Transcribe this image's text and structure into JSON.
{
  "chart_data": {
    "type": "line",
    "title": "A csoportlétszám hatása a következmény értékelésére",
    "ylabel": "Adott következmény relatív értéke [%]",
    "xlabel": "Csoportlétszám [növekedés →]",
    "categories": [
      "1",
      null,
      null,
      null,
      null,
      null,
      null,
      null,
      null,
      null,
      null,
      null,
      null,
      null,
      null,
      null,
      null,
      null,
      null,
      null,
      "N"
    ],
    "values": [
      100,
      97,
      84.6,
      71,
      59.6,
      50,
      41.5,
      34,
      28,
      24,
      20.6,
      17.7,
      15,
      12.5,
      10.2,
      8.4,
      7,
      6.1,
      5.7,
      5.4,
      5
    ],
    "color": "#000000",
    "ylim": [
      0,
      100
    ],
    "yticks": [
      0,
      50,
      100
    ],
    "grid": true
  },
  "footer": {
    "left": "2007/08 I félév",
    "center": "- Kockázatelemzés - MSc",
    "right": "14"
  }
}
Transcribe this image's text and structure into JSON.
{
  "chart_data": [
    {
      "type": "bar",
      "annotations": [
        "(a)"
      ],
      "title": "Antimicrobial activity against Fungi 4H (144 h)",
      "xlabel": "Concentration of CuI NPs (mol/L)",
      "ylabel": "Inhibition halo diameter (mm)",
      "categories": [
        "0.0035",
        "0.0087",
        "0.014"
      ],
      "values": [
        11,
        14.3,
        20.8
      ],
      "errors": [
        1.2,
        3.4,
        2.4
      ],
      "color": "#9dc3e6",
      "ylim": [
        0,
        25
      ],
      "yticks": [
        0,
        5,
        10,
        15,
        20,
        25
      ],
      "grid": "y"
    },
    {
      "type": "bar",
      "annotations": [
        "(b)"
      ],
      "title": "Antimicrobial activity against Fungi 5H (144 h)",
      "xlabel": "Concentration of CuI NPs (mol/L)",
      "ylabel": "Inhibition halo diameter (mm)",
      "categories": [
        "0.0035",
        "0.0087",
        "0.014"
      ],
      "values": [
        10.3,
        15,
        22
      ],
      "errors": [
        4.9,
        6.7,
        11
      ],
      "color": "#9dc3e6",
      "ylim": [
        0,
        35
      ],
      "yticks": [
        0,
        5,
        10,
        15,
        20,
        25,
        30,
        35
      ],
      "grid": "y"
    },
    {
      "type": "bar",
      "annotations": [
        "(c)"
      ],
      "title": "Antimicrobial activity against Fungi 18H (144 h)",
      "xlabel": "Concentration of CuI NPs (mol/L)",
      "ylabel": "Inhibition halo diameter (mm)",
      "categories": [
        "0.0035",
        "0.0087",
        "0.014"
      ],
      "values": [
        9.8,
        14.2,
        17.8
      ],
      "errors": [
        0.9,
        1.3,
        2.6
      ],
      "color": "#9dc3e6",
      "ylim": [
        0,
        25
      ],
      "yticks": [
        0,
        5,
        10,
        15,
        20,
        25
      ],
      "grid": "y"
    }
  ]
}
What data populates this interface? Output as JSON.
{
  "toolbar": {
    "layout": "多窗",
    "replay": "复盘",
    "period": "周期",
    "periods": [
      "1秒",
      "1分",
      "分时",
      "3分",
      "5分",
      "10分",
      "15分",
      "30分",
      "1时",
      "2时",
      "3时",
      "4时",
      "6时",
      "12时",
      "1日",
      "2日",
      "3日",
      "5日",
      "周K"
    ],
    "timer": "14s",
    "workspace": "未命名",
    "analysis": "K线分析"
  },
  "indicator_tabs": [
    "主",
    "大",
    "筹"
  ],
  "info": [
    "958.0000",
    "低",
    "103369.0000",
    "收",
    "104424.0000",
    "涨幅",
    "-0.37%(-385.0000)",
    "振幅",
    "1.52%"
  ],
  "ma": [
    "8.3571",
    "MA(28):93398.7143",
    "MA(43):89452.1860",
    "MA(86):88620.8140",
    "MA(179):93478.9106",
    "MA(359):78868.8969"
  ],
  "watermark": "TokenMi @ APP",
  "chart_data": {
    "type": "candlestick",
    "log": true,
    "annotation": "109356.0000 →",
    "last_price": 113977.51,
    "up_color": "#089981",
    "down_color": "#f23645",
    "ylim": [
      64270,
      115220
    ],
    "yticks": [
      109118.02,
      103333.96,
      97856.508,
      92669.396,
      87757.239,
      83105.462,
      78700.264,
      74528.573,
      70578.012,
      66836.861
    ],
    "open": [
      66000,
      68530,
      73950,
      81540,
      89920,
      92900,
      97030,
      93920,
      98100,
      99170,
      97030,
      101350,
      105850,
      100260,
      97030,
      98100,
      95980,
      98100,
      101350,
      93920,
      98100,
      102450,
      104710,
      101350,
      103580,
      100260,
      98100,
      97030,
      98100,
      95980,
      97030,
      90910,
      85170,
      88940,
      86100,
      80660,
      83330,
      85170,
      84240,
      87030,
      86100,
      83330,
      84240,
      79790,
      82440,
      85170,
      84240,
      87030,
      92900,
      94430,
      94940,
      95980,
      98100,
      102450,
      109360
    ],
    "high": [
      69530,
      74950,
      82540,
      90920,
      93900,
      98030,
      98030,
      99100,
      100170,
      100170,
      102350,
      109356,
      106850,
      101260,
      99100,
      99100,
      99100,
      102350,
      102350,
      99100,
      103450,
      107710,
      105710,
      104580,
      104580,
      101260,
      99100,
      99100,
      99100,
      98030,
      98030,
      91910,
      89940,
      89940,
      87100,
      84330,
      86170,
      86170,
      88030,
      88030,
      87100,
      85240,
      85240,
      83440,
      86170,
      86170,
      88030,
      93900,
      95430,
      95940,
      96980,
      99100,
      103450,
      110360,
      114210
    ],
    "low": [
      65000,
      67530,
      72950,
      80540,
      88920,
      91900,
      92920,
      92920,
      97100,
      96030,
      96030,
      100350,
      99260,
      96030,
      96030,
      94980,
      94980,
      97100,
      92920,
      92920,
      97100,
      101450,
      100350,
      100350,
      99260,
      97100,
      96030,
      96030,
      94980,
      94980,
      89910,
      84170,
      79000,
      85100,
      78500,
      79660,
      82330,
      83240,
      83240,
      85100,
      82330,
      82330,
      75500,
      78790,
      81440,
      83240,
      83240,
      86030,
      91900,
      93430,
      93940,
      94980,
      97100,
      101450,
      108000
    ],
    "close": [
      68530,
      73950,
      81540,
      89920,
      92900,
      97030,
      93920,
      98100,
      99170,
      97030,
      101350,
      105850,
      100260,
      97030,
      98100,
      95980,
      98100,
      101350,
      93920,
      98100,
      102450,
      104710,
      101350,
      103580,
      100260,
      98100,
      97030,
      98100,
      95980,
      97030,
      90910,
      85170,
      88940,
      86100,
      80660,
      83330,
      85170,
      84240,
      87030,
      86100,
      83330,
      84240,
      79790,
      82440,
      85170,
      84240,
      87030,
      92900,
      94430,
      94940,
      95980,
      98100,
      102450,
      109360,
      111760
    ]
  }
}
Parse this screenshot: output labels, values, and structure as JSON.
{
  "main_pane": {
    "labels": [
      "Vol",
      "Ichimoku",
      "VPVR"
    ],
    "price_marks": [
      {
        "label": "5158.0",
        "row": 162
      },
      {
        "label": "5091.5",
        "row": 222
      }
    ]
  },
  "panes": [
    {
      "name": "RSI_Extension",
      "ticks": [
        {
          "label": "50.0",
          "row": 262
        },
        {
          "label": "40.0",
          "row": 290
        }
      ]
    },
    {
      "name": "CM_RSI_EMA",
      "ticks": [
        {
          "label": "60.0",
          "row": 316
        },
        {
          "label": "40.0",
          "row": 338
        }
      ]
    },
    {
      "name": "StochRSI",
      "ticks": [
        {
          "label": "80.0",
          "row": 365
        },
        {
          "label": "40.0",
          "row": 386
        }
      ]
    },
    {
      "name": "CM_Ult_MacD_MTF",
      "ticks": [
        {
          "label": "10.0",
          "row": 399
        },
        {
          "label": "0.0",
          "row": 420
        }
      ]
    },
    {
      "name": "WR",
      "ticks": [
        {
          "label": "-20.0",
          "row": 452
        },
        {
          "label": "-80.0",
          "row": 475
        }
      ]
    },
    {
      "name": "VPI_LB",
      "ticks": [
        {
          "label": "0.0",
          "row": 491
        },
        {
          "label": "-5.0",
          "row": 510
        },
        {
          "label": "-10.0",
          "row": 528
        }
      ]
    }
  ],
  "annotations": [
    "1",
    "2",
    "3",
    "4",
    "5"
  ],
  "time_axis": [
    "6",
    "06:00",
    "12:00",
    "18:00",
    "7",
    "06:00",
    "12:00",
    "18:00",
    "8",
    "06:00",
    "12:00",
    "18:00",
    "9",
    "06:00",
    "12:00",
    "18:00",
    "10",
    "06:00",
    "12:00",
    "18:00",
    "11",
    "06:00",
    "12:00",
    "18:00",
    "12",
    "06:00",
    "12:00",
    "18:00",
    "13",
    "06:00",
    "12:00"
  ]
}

= = = = =

Exercise
Find and count the lines of the data that include the string "Antimicrobial", and report that figure by itself.

Answer in full
3